Please swap every "Pesquisar" in the data below for "Buscar" and give the lines again with nothing else changed.

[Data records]
╔══
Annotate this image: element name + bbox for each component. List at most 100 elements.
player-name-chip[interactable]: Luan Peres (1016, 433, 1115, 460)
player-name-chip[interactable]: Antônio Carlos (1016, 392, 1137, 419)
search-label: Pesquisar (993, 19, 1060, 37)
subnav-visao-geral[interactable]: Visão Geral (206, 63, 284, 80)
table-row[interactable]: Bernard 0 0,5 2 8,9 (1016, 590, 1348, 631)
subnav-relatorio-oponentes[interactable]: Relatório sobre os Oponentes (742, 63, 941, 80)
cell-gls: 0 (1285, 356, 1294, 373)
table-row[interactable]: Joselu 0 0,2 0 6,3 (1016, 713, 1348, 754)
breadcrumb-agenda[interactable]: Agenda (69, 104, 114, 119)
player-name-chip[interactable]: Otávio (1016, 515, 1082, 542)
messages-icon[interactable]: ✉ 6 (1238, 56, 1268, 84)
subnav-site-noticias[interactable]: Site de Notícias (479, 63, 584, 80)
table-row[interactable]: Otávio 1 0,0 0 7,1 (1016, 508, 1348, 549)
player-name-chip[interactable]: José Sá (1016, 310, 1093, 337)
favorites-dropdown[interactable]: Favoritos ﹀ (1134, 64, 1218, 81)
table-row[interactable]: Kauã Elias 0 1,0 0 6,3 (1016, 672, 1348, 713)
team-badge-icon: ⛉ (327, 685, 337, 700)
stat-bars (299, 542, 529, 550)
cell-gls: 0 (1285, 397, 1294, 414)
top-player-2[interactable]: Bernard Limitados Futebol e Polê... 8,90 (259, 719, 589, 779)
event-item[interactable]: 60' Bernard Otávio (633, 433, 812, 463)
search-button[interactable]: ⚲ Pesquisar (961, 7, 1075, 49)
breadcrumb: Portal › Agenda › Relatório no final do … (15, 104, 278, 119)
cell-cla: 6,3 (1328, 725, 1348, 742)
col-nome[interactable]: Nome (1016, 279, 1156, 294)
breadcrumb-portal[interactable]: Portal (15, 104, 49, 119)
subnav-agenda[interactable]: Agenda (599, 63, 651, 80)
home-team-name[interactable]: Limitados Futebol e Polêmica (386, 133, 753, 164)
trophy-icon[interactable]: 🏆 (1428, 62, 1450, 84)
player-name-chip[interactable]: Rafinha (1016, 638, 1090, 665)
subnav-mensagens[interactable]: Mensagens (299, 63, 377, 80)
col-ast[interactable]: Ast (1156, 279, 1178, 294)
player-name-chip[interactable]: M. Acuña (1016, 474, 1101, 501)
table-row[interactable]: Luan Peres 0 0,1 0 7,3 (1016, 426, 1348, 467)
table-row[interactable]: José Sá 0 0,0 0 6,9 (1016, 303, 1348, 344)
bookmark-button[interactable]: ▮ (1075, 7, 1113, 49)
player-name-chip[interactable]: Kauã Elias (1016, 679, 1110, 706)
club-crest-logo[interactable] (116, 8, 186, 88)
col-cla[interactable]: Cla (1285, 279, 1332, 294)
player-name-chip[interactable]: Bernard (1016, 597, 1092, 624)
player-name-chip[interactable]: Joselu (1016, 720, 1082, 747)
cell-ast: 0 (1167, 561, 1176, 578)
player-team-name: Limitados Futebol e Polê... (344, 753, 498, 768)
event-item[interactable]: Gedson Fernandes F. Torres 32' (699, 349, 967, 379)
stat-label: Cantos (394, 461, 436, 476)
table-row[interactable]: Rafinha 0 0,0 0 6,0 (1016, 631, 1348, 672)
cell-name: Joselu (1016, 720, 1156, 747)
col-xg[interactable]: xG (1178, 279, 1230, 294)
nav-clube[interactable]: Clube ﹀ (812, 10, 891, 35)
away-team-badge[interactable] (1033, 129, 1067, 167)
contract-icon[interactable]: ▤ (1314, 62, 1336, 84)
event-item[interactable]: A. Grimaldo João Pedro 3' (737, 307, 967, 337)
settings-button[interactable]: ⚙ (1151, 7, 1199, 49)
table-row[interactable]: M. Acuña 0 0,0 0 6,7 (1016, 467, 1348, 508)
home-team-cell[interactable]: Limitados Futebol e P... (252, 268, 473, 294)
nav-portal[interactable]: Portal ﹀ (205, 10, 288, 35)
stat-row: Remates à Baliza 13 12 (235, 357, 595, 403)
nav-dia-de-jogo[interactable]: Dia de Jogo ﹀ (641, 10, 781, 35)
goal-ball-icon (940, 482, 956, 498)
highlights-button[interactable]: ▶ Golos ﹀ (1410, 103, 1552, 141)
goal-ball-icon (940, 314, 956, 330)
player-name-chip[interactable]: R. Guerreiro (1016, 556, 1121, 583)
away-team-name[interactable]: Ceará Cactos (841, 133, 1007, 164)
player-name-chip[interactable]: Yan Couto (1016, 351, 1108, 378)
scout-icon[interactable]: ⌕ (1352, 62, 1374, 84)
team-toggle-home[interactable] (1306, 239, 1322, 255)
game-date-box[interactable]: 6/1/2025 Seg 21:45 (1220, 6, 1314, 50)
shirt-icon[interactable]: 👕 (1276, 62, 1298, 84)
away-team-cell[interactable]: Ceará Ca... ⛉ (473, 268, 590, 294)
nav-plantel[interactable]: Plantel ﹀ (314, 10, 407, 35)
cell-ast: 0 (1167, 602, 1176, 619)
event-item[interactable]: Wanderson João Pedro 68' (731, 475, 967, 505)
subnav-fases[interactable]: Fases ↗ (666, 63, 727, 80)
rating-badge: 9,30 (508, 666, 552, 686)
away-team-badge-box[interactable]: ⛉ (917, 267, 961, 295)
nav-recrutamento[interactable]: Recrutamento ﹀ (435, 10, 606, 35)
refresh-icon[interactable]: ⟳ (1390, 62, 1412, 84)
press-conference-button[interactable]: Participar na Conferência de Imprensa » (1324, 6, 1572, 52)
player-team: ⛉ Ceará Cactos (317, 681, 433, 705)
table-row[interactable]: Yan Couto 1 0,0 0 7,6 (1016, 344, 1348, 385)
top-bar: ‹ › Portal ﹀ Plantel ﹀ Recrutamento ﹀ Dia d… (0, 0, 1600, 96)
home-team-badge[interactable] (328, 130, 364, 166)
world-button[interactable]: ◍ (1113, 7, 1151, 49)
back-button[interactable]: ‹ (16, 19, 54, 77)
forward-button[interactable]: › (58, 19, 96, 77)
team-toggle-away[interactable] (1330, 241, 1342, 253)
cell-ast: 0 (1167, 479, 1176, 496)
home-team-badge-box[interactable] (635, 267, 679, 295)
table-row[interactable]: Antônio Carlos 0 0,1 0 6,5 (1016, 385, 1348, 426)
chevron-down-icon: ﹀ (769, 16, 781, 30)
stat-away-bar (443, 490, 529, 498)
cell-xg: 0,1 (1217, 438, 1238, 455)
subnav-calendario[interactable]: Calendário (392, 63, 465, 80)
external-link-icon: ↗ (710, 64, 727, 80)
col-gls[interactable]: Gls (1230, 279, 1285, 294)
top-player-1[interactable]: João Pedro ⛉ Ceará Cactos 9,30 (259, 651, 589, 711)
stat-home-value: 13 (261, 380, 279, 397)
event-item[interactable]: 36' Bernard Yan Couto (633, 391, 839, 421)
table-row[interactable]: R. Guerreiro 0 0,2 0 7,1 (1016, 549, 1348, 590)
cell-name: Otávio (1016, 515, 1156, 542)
╚══
Solution for this problem
Annotate this image: element name + bbox for each component. List at most 100 elements.
player-name-chip[interactable]: Luan Peres (1016, 433, 1115, 460)
player-name-chip[interactable]: Antônio Carlos (1016, 392, 1137, 419)
search-label: Buscar (993, 19, 1060, 37)
subnav-visao-geral[interactable]: Visão Geral (206, 63, 284, 80)
table-row[interactable]: Bernard 0 0,5 2 8,9 (1016, 590, 1348, 631)
subnav-relatorio-oponentes[interactable]: Relatório sobre os Oponentes (742, 63, 941, 80)
cell-gls: 0 (1285, 356, 1294, 373)
table-row[interactable]: Joselu 0 0,2 0 6,3 (1016, 713, 1348, 754)
breadcrumb-agenda[interactable]: Agenda (69, 104, 114, 119)
player-name-chip[interactable]: Otávio (1016, 515, 1082, 542)
messages-icon[interactable]: ✉ 6 (1238, 56, 1268, 84)
subnav-site-noticias[interactable]: Site de Notícias (479, 63, 584, 80)
table-row[interactable]: Otávio 1 0,0 0 7,1 (1016, 508, 1348, 549)
player-name-chip[interactable]: José Sá (1016, 310, 1093, 337)
favorites-dropdown[interactable]: Favoritos ﹀ (1134, 64, 1218, 81)
table-row[interactable]: Kauã Elias 0 1,0 0 6,3 (1016, 672, 1348, 713)
team-badge-icon: ⛉ (327, 685, 337, 700)
stat-bars (299, 542, 529, 550)
cell-gls: 0 (1285, 397, 1294, 414)
top-player-2[interactable]: Bernard Limitados Futebol e Polê... 8,90 (259, 719, 589, 779)
event-item[interactable]: 60' Bernard Otávio (633, 433, 812, 463)
search-button[interactable]: ⚲ Buscar (961, 7, 1075, 49)
breadcrumb: Portal › Agenda › Relatório no final do … (15, 104, 278, 119)
cell-cla: 6,3 (1328, 725, 1348, 742)
col-nome[interactable]: Nome (1016, 279, 1156, 294)
breadcrumb-portal[interactable]: Portal (15, 104, 49, 119)
subnav-agenda[interactable]: Agenda (599, 63, 651, 80)
home-team-name[interactable]: Limitados Futebol e Polêmica (386, 133, 753, 164)
trophy-icon[interactable]: 🏆 (1428, 62, 1450, 84)
player-name-chip[interactable]: Rafinha (1016, 638, 1090, 665)
subnav-mensagens[interactable]: Mensagens (299, 63, 377, 80)
col-ast[interactable]: Ast (1156, 279, 1178, 294)
player-name-chip[interactable]: M. Acuña (1016, 474, 1101, 501)
table-row[interactable]: Luan Peres 0 0,1 0 7,3 (1016, 426, 1348, 467)
table-row[interactable]: José Sá 0 0,0 0 6,9 (1016, 303, 1348, 344)
bookmark-button[interactable]: ▮ (1075, 7, 1113, 49)
player-name-chip[interactable]: Kauã Elias (1016, 679, 1110, 706)
club-crest-logo[interactable] (116, 8, 186, 88)
col-cla[interactable]: Cla (1285, 279, 1332, 294)
player-name-chip[interactable]: Bernard (1016, 597, 1092, 624)
player-name-chip[interactable]: Joselu (1016, 720, 1082, 747)
cell-ast: 0 (1167, 561, 1176, 578)
player-team-name: Limitados Futebol e Polê... (344, 753, 498, 768)
event-item[interactable]: Gedson Fernandes F. Torres 32' (699, 349, 967, 379)
stat-label: Cantos (394, 461, 436, 476)
table-row[interactable]: Rafinha 0 0,0 0 6,0 (1016, 631, 1348, 672)
cell-name: Joselu (1016, 720, 1156, 747)
col-xg[interactable]: xG (1178, 279, 1230, 294)
nav-clube[interactable]: Clube ﹀ (812, 10, 891, 35)
away-team-badge[interactable] (1033, 129, 1067, 167)
contract-icon[interactable]: ▤ (1314, 62, 1336, 84)
event-item[interactable]: A. Grimaldo João Pedro 3' (737, 307, 967, 337)
settings-button[interactable]: ⚙ (1151, 7, 1199, 49)
table-row[interactable]: M. Acuña 0 0,0 0 6,7 (1016, 467, 1348, 508)
home-team-cell[interactable]: Limitados Futebol e P... (252, 268, 473, 294)
nav-portal[interactable]: Portal ﹀ (205, 10, 288, 35)
stat-row: Remates à Baliza 13 12 (235, 357, 595, 403)
nav-dia-de-jogo[interactable]: Dia de Jogo ﹀ (641, 10, 781, 35)
goal-ball-icon (940, 482, 956, 498)
highlights-button[interactable]: ▶ Golos ﹀ (1410, 103, 1552, 141)
goal-ball-icon (940, 314, 956, 330)
player-name-chip[interactable]: R. Guerreiro (1016, 556, 1121, 583)
away-team-name[interactable]: Ceará Cactos (841, 133, 1007, 164)
player-name-chip[interactable]: Yan Couto (1016, 351, 1108, 378)
scout-icon[interactable]: ⌕ (1352, 62, 1374, 84)
team-toggle-home[interactable] (1306, 239, 1322, 255)
game-date-box[interactable]: 6/1/2025 Seg 21:45 (1220, 6, 1314, 50)
shirt-icon[interactable]: 👕 (1276, 62, 1298, 84)
away-team-cell[interactable]: Ceará Ca... ⛉ (473, 268, 590, 294)
nav-plantel[interactable]: Plantel ﹀ (314, 10, 407, 35)
cell-ast: 0 (1167, 602, 1176, 619)
event-item[interactable]: Wanderson João Pedro 68' (731, 475, 967, 505)
subnav-fases[interactable]: Fases ↗ (666, 63, 727, 80)
rating-badge: 9,30 (508, 666, 552, 686)
away-team-badge-box[interactable]: ⛉ (917, 267, 961, 295)
nav-recrutamento[interactable]: Recrutamento ﹀ (435, 10, 606, 35)
refresh-icon[interactable]: ⟳ (1390, 62, 1412, 84)
press-conference-button[interactable]: Participar na Conferência de Imprensa » (1324, 6, 1572, 52)
player-team: ⛉ Ceará Cactos (317, 681, 433, 705)
table-row[interactable]: Yan Couto 1 0,0 0 7,6 (1016, 344, 1348, 385)
top-bar: ‹ › Portal ﹀ Plantel ﹀ Recrutamento ﹀ Dia d… (0, 0, 1600, 96)
home-team-badge[interactable] (328, 130, 364, 166)
world-button[interactable]: ◍ (1113, 7, 1151, 49)
back-button[interactable]: ‹ (16, 19, 54, 77)
forward-button[interactable]: › (58, 19, 96, 77)
team-toggle-away[interactable] (1330, 241, 1342, 253)
cell-ast: 0 (1167, 479, 1176, 496)
home-team-badge-box[interactable] (635, 267, 679, 295)
table-row[interactable]: Antônio Carlos 0 0,1 0 6,5 (1016, 385, 1348, 426)
chevron-down-icon: ﹀ (769, 16, 781, 30)
stat-away-bar (443, 490, 529, 498)
cell-xg: 0,1 (1217, 438, 1238, 455)
subnav-calendario[interactable]: Calendário (392, 63, 465, 80)
external-link-icon: ↗ (710, 64, 727, 80)
col-gls[interactable]: Gls (1230, 279, 1285, 294)
top-player-1[interactable]: João Pedro ⛉ Ceará Cactos 9,30 (259, 651, 589, 711)
stat-home-value: 13 (261, 380, 279, 397)
event-item[interactable]: 36' Bernard Yan Couto (633, 391, 839, 421)
table-row[interactable]: R. Guerreiro 0 0,2 0 7,1 (1016, 549, 1348, 590)
cell-name: Otávio (1016, 515, 1156, 542)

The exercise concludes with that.